> [Directions]:
Take each line containing the word "Mahy" and copy it.

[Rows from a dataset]
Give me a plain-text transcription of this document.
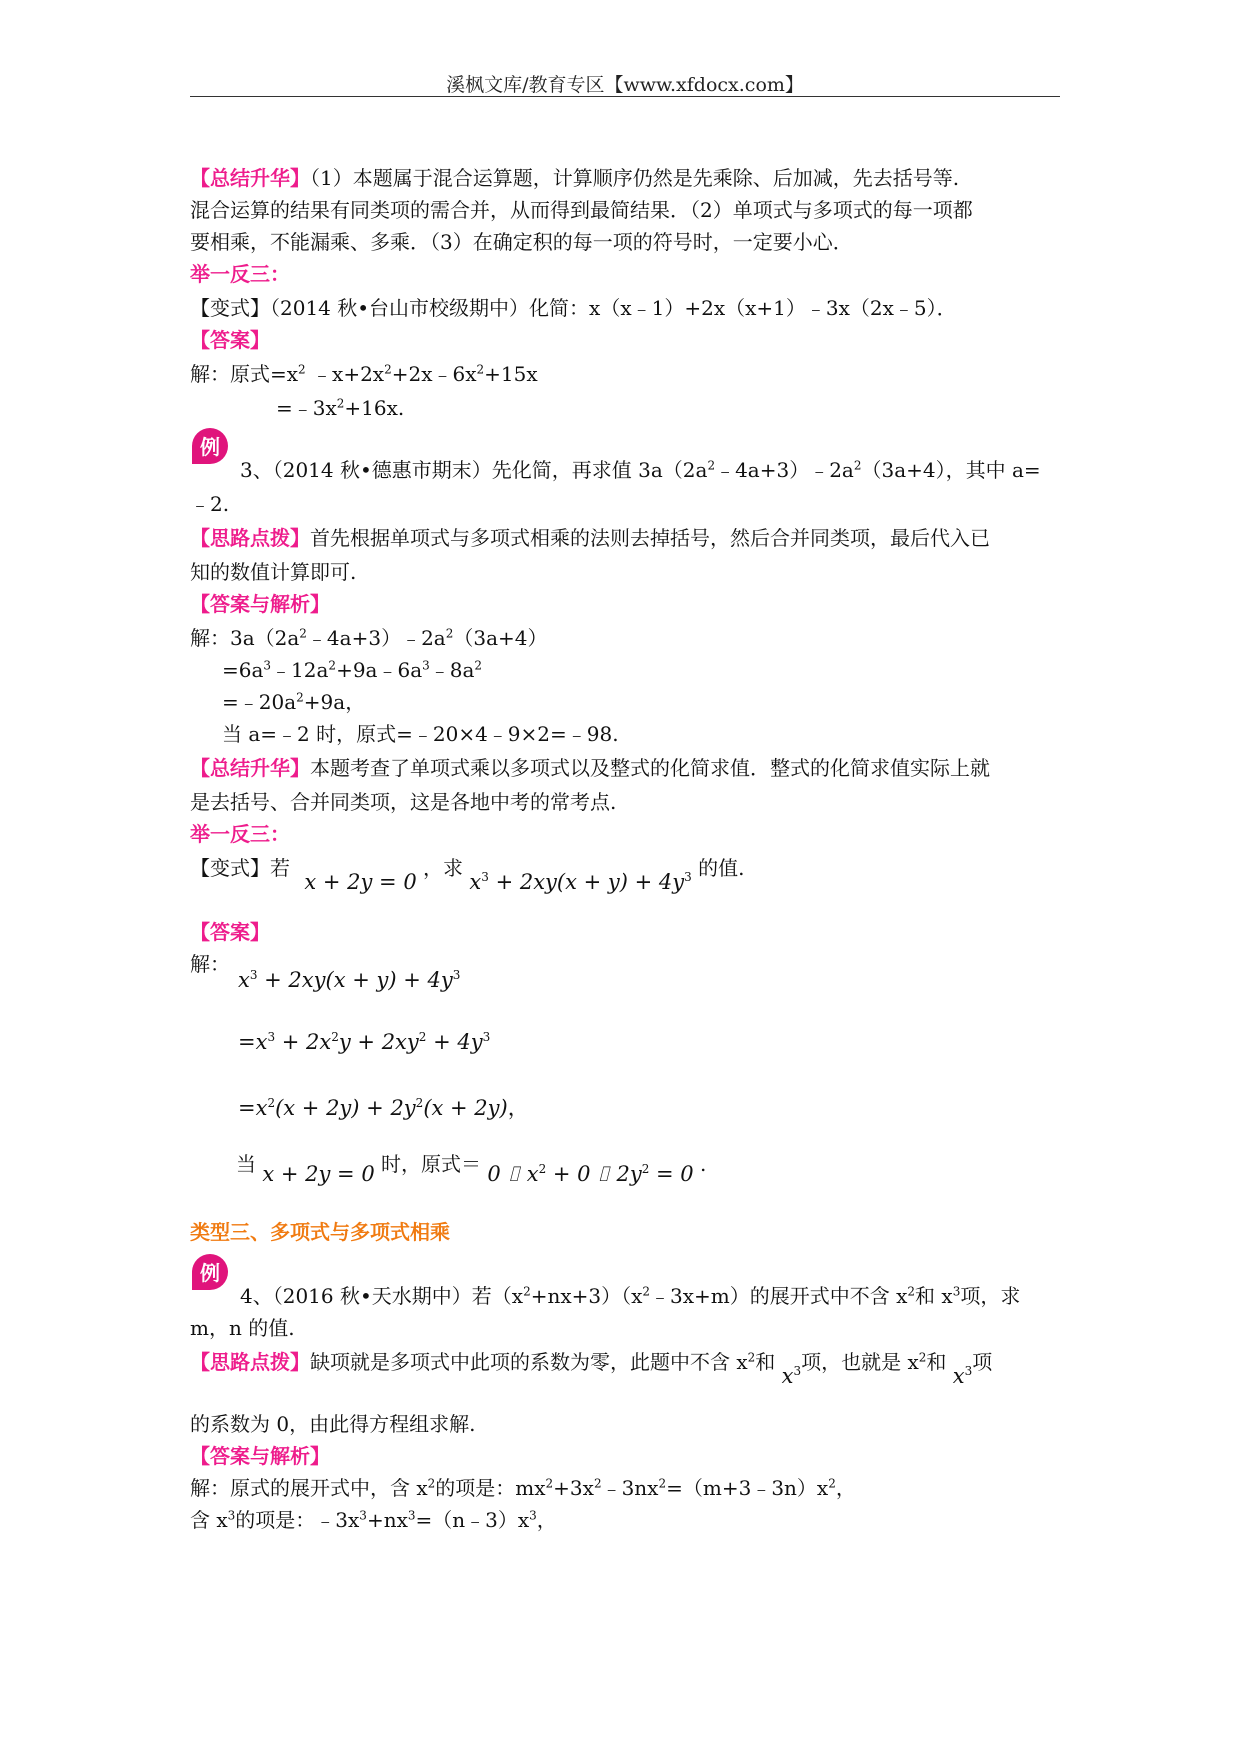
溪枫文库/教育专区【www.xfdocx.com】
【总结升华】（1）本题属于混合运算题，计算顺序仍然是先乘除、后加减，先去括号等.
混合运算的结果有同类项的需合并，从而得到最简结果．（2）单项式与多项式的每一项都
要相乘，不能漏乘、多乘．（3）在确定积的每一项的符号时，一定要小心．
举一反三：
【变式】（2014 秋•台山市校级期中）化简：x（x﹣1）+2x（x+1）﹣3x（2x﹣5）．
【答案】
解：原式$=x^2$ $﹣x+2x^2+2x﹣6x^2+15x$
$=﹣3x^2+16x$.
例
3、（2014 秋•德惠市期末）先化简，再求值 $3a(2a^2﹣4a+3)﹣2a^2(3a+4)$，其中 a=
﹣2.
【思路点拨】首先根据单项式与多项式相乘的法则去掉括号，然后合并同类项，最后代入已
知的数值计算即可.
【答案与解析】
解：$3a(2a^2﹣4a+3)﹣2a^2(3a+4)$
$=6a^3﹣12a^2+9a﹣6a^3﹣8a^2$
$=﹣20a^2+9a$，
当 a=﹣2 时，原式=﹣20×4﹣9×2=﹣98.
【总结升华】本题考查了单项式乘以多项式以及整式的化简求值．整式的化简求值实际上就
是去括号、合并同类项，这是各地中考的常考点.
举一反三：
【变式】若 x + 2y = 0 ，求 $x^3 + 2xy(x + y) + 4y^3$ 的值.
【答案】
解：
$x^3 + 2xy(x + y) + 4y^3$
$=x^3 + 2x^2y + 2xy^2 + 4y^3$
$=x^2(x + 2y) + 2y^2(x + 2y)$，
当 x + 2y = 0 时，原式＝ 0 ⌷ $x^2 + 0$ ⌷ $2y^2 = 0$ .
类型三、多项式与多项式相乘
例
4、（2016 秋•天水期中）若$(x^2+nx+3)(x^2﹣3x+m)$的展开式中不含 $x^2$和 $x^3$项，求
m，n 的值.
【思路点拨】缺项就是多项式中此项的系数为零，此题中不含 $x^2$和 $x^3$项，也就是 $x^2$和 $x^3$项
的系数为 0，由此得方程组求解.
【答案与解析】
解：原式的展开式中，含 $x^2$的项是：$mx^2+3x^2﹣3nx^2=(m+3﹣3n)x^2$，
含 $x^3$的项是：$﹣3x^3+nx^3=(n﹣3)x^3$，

* * *

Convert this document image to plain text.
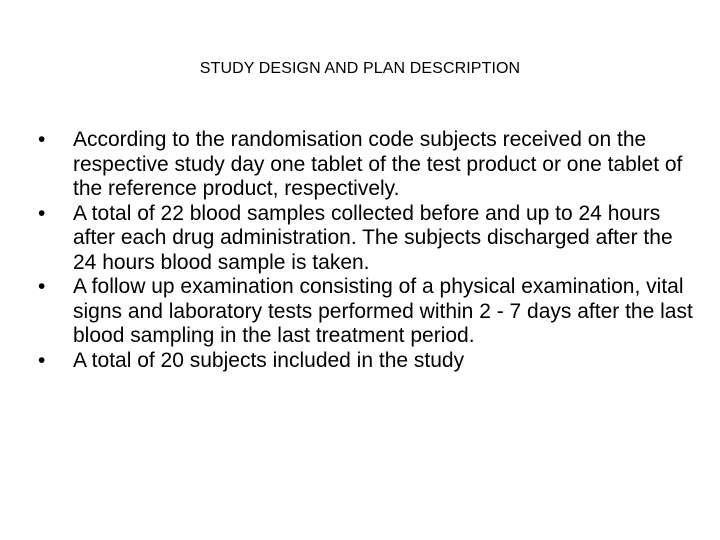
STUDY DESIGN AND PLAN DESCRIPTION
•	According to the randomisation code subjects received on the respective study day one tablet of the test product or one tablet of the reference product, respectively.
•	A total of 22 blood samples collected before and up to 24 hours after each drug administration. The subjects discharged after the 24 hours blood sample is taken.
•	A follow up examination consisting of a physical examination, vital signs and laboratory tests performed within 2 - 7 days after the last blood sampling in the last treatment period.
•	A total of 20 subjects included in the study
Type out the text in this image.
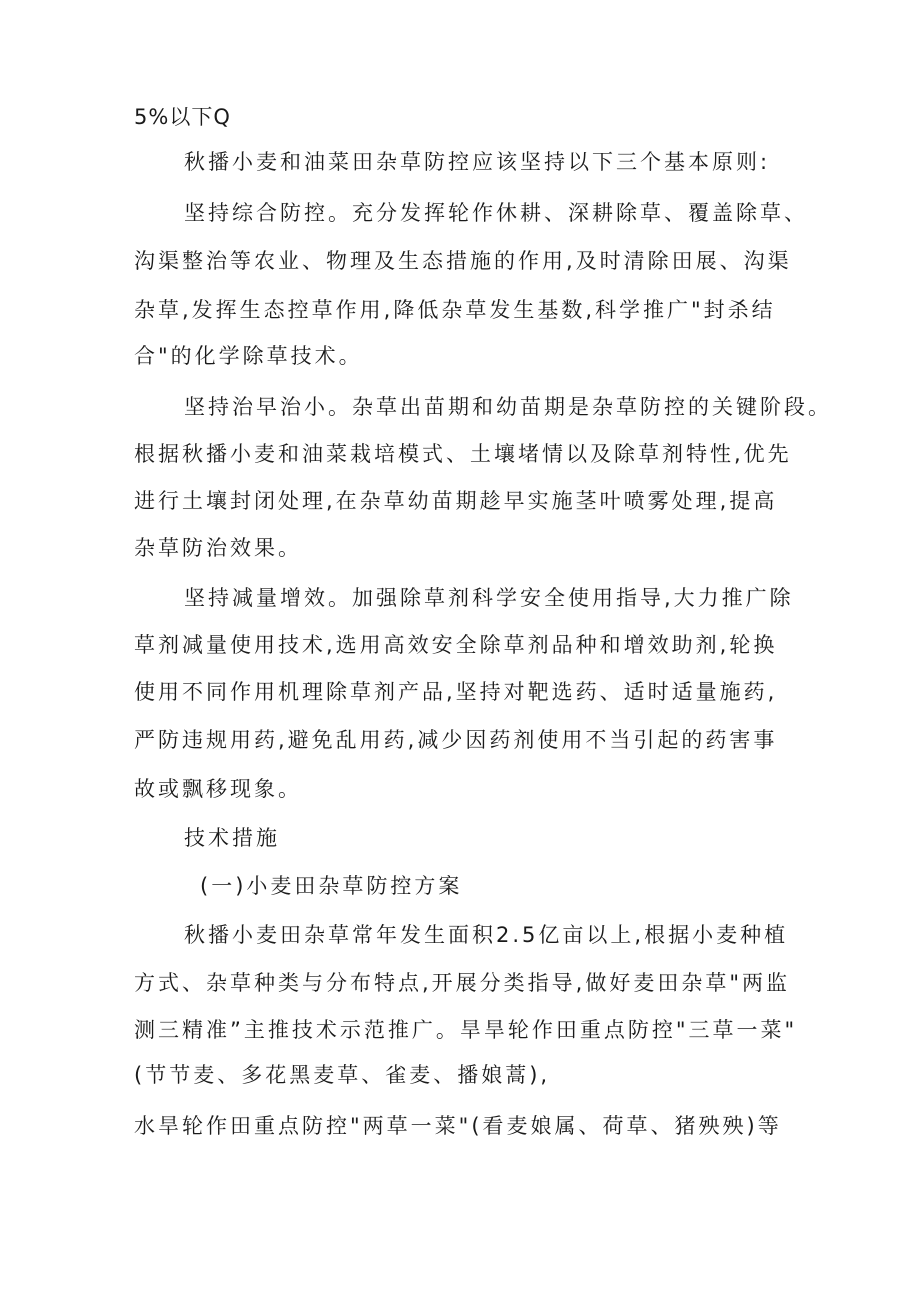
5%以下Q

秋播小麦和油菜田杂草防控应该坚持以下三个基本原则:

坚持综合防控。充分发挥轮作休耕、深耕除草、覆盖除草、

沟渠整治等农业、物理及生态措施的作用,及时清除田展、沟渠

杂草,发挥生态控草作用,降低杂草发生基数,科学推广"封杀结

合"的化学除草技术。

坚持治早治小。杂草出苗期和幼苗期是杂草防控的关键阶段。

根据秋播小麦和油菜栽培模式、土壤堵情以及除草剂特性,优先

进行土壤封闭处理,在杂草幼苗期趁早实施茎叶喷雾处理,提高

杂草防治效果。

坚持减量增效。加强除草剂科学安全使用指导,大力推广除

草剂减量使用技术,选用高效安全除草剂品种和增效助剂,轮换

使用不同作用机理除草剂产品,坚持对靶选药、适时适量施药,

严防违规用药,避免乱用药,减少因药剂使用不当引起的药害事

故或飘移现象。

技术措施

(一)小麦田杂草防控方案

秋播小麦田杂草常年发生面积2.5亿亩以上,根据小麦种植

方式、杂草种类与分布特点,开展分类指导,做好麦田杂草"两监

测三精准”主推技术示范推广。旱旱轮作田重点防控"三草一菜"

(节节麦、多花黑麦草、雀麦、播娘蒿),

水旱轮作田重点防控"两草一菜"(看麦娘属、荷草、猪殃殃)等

...

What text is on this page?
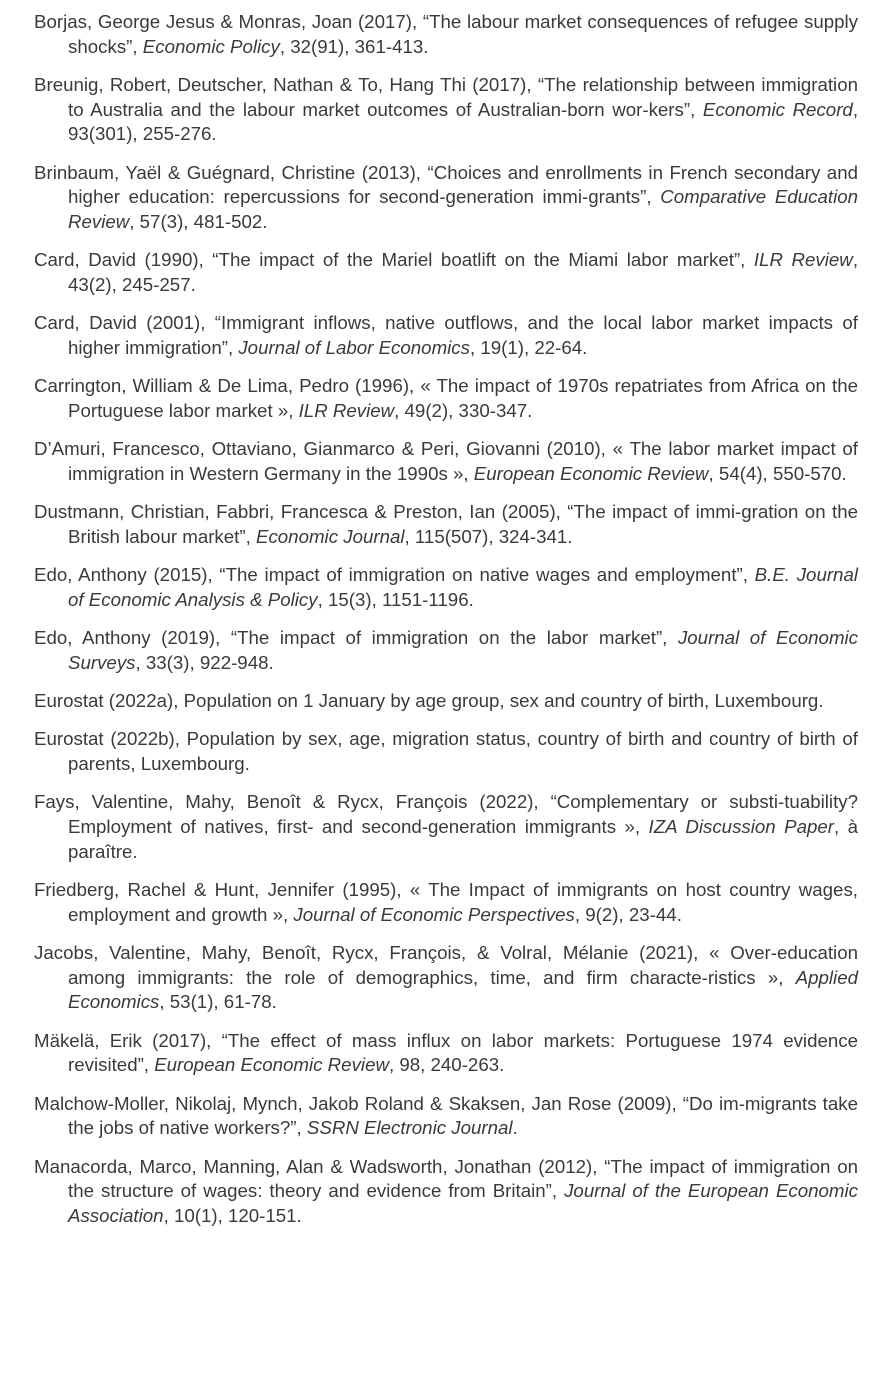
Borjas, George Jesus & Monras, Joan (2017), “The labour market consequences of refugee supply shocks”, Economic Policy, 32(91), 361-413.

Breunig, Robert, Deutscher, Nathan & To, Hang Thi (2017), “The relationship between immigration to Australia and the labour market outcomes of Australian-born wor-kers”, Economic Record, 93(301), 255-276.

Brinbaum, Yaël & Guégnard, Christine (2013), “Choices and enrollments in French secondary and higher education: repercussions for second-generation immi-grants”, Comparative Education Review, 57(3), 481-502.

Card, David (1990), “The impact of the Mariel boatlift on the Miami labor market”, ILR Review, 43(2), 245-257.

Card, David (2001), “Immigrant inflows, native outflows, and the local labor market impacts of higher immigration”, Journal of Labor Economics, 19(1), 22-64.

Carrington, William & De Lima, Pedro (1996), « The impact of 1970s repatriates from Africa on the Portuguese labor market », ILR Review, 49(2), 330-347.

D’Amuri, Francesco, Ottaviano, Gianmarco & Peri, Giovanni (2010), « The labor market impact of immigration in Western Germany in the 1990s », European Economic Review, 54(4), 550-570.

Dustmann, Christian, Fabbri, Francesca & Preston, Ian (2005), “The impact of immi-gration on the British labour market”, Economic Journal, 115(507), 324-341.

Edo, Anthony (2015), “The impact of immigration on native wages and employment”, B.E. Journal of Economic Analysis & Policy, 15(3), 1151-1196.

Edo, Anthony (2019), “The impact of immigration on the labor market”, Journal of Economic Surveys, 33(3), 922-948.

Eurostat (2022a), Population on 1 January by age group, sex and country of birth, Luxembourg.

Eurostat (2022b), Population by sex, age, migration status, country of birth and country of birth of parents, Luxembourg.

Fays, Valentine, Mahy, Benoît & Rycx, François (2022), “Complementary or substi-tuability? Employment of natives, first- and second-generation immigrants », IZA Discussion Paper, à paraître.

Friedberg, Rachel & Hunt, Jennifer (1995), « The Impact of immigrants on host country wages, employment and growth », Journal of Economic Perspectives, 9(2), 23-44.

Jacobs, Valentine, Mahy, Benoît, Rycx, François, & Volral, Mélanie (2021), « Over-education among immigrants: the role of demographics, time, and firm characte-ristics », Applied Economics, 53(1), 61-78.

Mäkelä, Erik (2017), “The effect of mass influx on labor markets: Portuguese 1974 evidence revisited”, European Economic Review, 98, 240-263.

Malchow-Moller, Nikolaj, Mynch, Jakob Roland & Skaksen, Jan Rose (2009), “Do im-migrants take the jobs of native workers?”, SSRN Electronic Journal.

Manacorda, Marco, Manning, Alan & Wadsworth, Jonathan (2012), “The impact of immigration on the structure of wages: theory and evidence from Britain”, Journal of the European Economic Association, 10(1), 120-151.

> [Expected answer]:
Fays, Valentine, Mahy, Benoît & Rycx, François (2022), “Complementary or substi-tuability? Employment of natives, first- and second-generation immigrants », IZA Discussion Paper, à paraître.
Jacobs, Valentine, Mahy, Benoît, Rycx, François, & Volral, Mélanie (2021), « Over-education among immigrants: the role of demographics, time, and firm characte-ristics », Applied Economics, 53(1), 61-78.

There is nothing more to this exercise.